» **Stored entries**
· · ·
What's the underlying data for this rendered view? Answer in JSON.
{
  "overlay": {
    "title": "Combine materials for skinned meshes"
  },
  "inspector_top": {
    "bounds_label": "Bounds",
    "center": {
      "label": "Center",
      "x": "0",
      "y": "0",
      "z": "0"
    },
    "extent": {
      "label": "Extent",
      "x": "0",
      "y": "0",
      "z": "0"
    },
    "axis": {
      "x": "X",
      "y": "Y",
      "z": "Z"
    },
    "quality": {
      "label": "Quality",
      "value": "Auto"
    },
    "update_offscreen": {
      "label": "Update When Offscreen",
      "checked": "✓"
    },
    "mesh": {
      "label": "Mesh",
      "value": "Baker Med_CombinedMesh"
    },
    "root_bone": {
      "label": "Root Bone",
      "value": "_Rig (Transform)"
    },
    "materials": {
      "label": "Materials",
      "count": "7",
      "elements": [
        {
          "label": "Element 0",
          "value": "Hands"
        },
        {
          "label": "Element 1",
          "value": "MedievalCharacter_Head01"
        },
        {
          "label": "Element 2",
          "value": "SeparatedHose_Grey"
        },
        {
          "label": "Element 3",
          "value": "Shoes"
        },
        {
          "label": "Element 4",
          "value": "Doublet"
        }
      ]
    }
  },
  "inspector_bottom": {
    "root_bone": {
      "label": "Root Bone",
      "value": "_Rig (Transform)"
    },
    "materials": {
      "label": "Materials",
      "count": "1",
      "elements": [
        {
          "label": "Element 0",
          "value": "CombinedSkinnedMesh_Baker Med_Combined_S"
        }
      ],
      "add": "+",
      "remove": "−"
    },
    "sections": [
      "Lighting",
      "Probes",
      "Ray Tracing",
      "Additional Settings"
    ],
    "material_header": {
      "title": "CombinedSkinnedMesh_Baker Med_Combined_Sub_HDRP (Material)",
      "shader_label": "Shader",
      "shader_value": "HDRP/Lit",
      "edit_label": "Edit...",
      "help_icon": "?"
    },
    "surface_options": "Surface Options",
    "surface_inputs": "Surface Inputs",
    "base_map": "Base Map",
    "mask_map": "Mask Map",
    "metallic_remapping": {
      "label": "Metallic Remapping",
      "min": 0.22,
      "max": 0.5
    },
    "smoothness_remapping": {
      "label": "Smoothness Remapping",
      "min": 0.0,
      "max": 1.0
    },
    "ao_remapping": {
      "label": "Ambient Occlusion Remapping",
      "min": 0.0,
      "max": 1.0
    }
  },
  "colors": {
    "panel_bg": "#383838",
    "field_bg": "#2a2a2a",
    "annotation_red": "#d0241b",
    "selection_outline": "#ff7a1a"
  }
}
· · ·
» **What to produce**
Give an exact repetition of all the material.

» **Finished answer**
What's the underlying data for this rendered view? Answer in JSON.
{
  "overlay": {
    "title": "Combine materials for skinned meshes"
  },
  "inspector_top": {
    "bounds_label": "Bounds",
    "center": {
      "label": "Center",
      "x": "0",
      "y": "0",
      "z": "0"
    },
    "extent": {
      "label": "Extent",
      "x": "0",
      "y": "0",
      "z": "0"
    },
    "axis": {
      "x": "X",
      "y": "Y",
      "z": "Z"
    },
    "quality": {
      "label": "Quality",
      "value": "Auto"
    },
    "update_offscreen": {
      "label": "Update When Offscreen",
      "checked": "✓"
    },
    "mesh": {
      "label": "Mesh",
      "value": "Baker Med_CombinedMesh"
    },
    "root_bone": {
      "label": "Root Bone",
      "value": "_Rig (Transform)"
    },
    "materials": {
      "label": "Materials",
      "count": "7",
      "elements": [
        {
          "label": "Element 0",
          "value": "Hands"
        },
        {
          "label": "Element 1",
          "value": "MedievalCharacter_Head01"
        },
        {
          "label": "Element 2",
          "value": "SeparatedHose_Grey"
        },
        {
          "label": "Element 3",
          "value": "Shoes"
        },
        {
          "label": "Element 4",
          "value": "Doublet"
        }
      ]
    }
  },
  "inspector_bottom": {
    "root_bone": {
      "label": "Root Bone",
      "value": "_Rig (Transform)"
    },
    "materials": {
      "label": "Materials",
      "count": "1",
      "elements": [
        {
          "label": "Element 0",
          "value": "CombinedSkinnedMesh_Baker Med_Combined_S"
        }
      ],
      "add": "+",
      "remove": "−"
    },
    "sections": [
      "Lighting",
      "Probes",
      "Ray Tracing",
      "Additional Settings"
    ],
    "material_header": {
      "title": "CombinedSkinnedMesh_Baker Med_Combined_Sub_HDRP (Material)",
      "shader_label": "Shader",
      "shader_value": "HDRP/Lit",
      "edit_label": "Edit...",
      "help_icon": "?"
    },
    "surface_options": "Surface Options",
    "surface_inputs": "Surface Inputs",
    "base_map": "Base Map",
    "mask_map": "Mask Map",
    "metallic_remapping": {
      "label": "Metallic Remapping",
      "min": 0.22,
      "max": 0.5
    },
    "smoothness_remapping": {
      "label": "Smoothness Remapping",
      "min": 0.0,
      "max": 1.0
    },
    "ao_remapping": {
      "label": "Ambient Occlusion Remapping",
      "min": 0.0,
      "max": 1.0
    }
  },
  "colors": {
    "panel_bg": "#383838",
    "field_bg": "#2a2a2a",
    "annotation_red": "#d0241b",
    "selection_outline": "#ff7a1a"
  }
}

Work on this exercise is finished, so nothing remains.